* _EXERCISE AIM_
Write the records below out again exactly as given, with no images.

Records from a data collection
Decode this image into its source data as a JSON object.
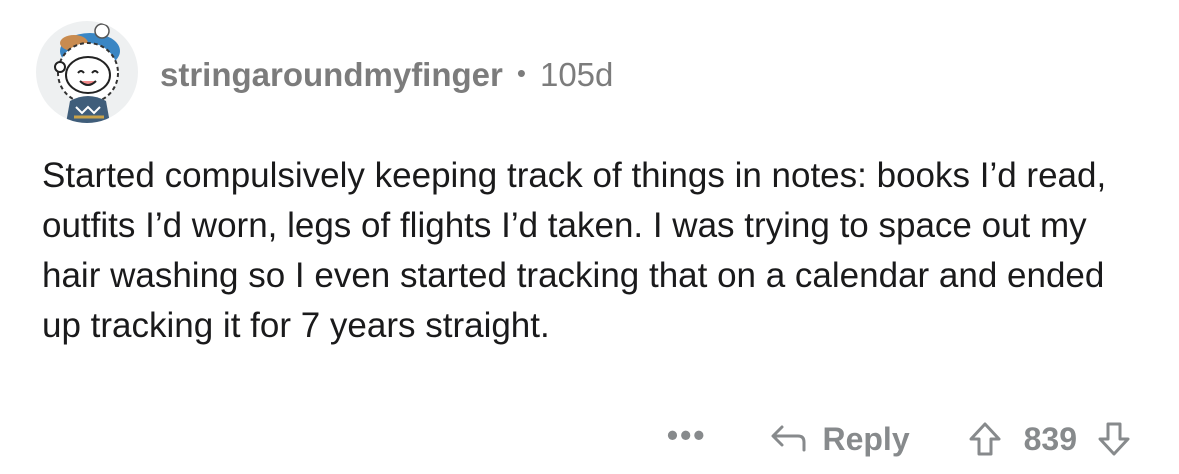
{
  "comment": {
    "username": "stringaroundmyfinger",
    "separator": "•",
    "age": "105d",
    "body": "Started compulsively keeping track of things in notes: books I’d read, outfits I’d worn, legs of flights I’d taken. I was trying to space out my hair washing so I even started tracking that on a calendar and ended up tracking it for 7 years straight."
  },
  "actions": {
    "more": "•••",
    "reply_label": "Reply",
    "score": "839"
  },
  "icons": {
    "avatar": "snoo-avatar-icon",
    "reply": "reply-arrow-icon",
    "upvote": "upvote-arrow-icon",
    "downvote": "downvote-arrow-icon"
  },
  "colors": {
    "meta_text": "#7c7c7c",
    "body_text": "#1a1a1b",
    "action_text": "#878a8c",
    "avatar_bg": "#eef0f1"
  }
}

* _WRITTEN REPLY_
Decode this image into its source data as a JSON object.
{
  "comment": {
    "username": "stringaroundmyfinger",
    "separator": "•",
    "age": "105d",
    "body": "Started compulsively keeping track of things in notes: books I’d read, outfits I’d worn, legs of flights I’d taken. I was trying to space out my hair washing so I even started tracking that on a calendar and ended up tracking it for 7 years straight."
  },
  "actions": {
    "more": "•••",
    "reply_label": "Reply",
    "score": "839"
  },
  "icons": {
    "avatar": "snoo-avatar-icon",
    "reply": "reply-arrow-icon",
    "upvote": "upvote-arrow-icon",
    "downvote": "downvote-arrow-icon"
  },
  "colors": {
    "meta_text": "#7c7c7c",
    "body_text": "#1a1a1b",
    "action_text": "#878a8c",
    "avatar_bg": "#eef0f1"
  }
}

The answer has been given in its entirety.